TASK DETAILS: Filter the records below for the word "screenshot". Copy each line that holds it.

EXTRACTED MATERIAL:
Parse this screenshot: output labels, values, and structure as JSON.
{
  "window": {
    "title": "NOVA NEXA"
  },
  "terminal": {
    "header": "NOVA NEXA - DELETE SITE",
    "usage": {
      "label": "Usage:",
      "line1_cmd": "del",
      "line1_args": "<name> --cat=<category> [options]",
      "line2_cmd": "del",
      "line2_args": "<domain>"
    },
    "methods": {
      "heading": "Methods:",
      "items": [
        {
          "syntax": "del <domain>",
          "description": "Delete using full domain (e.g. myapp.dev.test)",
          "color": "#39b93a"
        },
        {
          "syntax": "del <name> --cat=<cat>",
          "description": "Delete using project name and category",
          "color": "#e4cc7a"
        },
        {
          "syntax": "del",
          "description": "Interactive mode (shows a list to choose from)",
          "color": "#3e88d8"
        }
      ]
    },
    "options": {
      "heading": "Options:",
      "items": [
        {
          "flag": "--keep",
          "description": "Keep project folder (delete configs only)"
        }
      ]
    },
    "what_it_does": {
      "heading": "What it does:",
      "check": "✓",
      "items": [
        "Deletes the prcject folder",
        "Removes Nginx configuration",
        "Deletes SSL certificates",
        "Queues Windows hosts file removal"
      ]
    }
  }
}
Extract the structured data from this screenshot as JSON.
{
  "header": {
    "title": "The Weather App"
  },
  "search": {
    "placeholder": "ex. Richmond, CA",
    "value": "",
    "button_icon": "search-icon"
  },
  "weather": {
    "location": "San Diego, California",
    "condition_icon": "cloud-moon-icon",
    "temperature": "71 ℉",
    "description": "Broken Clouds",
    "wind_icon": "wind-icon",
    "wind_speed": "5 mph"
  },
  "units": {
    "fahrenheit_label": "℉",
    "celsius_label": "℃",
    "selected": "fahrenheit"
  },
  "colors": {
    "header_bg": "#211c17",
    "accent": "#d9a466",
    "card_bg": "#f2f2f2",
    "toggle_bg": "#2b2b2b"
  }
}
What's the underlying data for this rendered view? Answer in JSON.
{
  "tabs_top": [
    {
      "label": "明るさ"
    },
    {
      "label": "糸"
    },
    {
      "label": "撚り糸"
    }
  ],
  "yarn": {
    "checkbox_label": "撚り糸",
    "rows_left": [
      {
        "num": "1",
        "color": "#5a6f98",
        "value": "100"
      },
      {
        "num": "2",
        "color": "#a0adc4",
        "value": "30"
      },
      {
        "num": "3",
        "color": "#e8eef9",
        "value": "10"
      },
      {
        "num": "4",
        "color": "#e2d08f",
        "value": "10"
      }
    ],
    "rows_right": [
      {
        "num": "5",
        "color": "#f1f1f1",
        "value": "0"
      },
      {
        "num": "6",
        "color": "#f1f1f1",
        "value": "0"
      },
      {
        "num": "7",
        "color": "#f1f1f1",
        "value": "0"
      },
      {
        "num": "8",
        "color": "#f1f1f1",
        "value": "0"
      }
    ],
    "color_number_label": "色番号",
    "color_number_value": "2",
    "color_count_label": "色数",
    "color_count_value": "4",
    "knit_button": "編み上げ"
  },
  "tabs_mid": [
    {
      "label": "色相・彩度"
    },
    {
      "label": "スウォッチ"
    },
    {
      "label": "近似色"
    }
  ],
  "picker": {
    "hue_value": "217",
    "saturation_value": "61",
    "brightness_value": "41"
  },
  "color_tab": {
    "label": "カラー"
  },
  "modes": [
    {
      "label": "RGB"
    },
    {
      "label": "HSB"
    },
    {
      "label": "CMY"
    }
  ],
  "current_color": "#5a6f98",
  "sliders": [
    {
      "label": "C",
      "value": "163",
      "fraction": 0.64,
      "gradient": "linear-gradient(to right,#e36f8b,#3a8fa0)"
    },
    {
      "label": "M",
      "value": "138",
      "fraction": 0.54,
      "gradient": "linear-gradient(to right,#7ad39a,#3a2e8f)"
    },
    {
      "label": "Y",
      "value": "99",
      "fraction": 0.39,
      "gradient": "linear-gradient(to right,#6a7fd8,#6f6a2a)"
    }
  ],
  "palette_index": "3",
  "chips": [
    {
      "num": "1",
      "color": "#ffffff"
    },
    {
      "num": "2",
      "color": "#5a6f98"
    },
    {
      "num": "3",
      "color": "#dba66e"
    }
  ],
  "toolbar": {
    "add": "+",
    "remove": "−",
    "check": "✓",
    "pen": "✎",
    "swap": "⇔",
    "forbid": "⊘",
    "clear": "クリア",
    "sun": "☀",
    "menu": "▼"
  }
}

COMPLETE OUTPUT:
Parse this screenshot: output labels, values, and structure as JSON.
Extract the structured data from this screenshot as JSON.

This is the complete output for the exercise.